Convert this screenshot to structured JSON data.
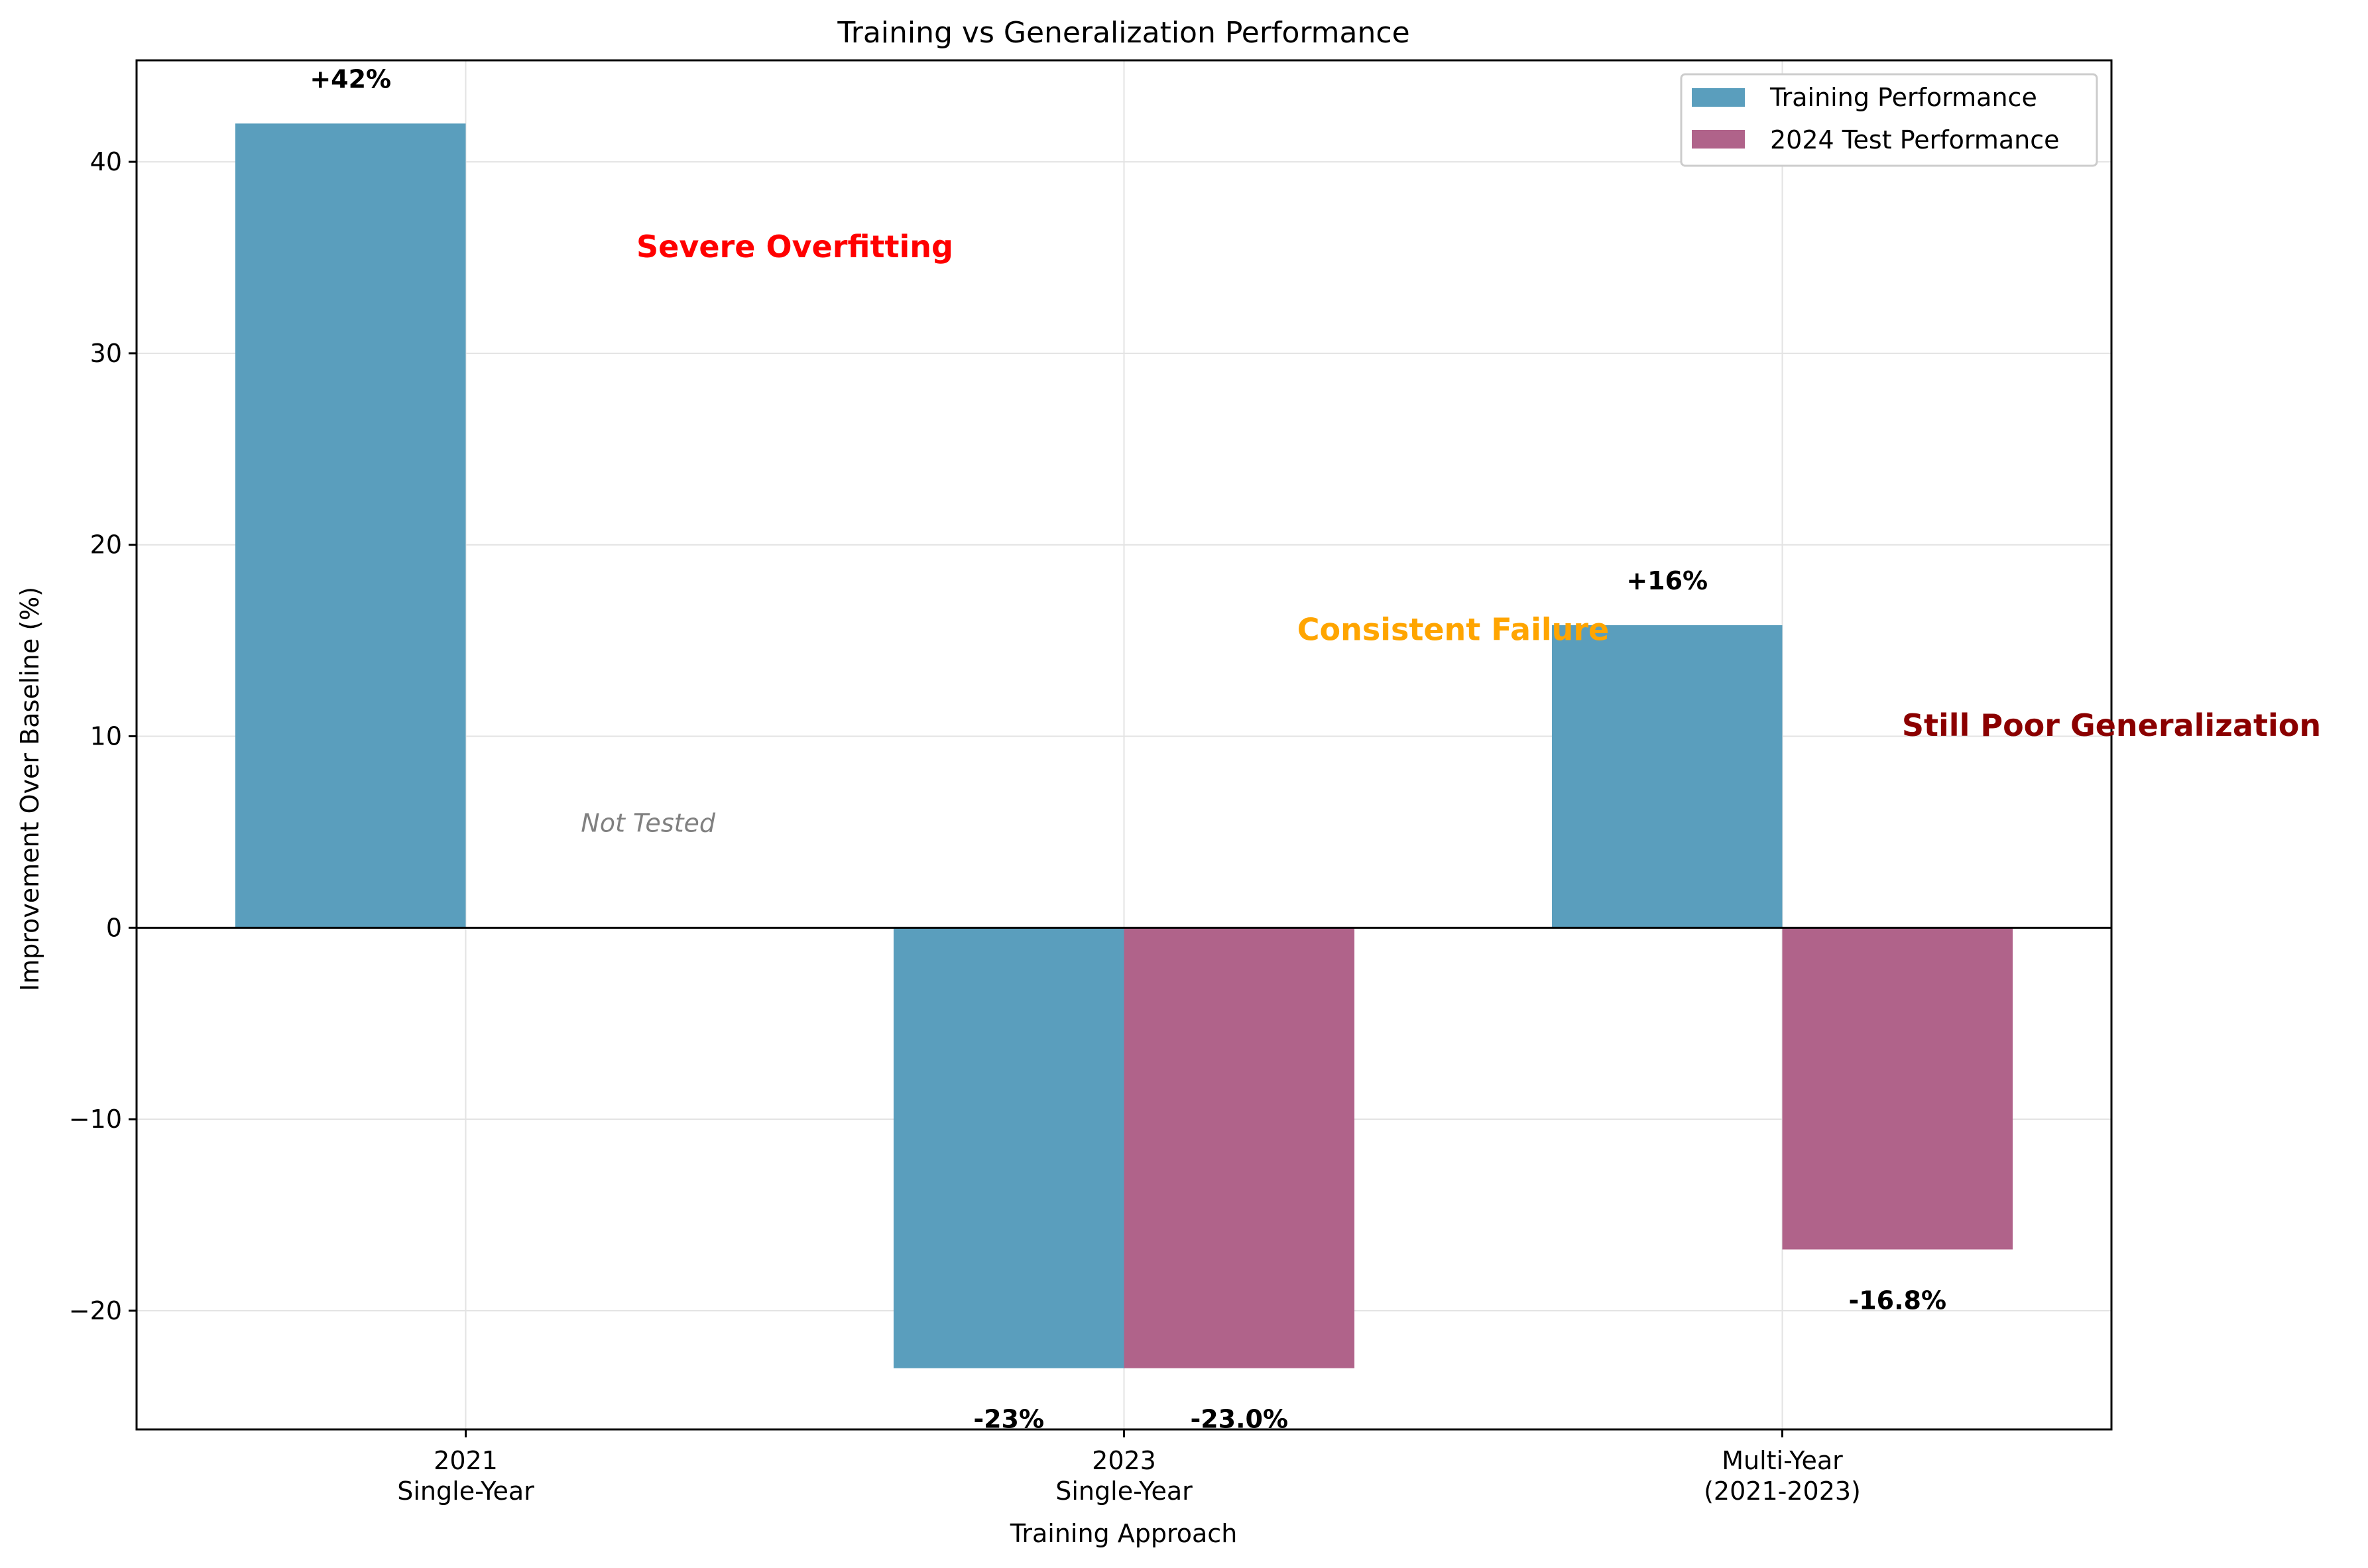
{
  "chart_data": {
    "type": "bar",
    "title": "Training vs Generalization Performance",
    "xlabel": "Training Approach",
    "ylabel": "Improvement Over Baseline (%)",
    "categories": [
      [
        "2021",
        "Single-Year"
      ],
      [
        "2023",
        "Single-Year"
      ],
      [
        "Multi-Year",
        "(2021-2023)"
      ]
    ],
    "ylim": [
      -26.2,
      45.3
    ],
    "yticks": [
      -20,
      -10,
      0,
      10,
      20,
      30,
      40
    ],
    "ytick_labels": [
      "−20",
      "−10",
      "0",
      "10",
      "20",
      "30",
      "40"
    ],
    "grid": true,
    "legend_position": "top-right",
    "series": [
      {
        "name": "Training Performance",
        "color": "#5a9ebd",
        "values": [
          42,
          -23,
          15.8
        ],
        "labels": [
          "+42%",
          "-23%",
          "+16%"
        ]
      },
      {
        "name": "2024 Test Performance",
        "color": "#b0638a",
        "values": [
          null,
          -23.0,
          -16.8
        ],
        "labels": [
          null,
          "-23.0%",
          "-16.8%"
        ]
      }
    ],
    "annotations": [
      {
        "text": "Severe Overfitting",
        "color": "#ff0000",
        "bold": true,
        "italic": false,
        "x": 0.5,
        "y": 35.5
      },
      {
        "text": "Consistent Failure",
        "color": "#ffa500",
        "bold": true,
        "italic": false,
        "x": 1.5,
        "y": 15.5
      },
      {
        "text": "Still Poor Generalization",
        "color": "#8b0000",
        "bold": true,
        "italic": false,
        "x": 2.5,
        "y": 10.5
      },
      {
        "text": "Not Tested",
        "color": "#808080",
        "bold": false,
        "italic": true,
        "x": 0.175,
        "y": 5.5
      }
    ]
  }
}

══════════════════════════════

WRITTEN INSTRUCTION → Set down all the entries exactly as they appear, but skip any pictures.

EXPECTED ANSWER →
Convert this screenshot to structured JSON data.
{
  "chart_data": {
    "type": "bar",
    "title": "Training vs Generalization Performance",
    "xlabel": "Training Approach",
    "ylabel": "Improvement Over Baseline (%)",
    "categories": [
      [
        "2021",
        "Single-Year"
      ],
      [
        "2023",
        "Single-Year"
      ],
      [
        "Multi-Year",
        "(2021-2023)"
      ]
    ],
    "ylim": [
      -26.2,
      45.3
    ],
    "yticks": [
      -20,
      -10,
      0,
      10,
      20,
      30,
      40
    ],
    "ytick_labels": [
      "−20",
      "−10",
      "0",
      "10",
      "20",
      "30",
      "40"
    ],
    "grid": true,
    "legend_position": "top-right",
    "series": [
      {
        "name": "Training Performance",
        "color": "#5a9ebd",
        "values": [
          42,
          -23,
          15.8
        ],
        "labels": [
          "+42%",
          "-23%",
          "+16%"
        ]
      },
      {
        "name": "2024 Test Performance",
        "color": "#b0638a",
        "values": [
          null,
          -23.0,
          -16.8
        ],
        "labels": [
          null,
          "-23.0%",
          "-16.8%"
        ]
      }
    ],
    "annotations": [
      {
        "text": "Severe Overfitting",
        "color": "#ff0000",
        "bold": true,
        "italic": false,
        "x": 0.5,
        "y": 35.5
      },
      {
        "text": "Consistent Failure",
        "color": "#ffa500",
        "bold": true,
        "italic": false,
        "x": 1.5,
        "y": 15.5
      },
      {
        "text": "Still Poor Generalization",
        "color": "#8b0000",
        "bold": true,
        "italic": false,
        "x": 2.5,
        "y": 10.5
      },
      {
        "text": "Not Tested",
        "color": "#808080",
        "bold": false,
        "italic": true,
        "x": 0.175,
        "y": 5.5
      }
    ]
  }
}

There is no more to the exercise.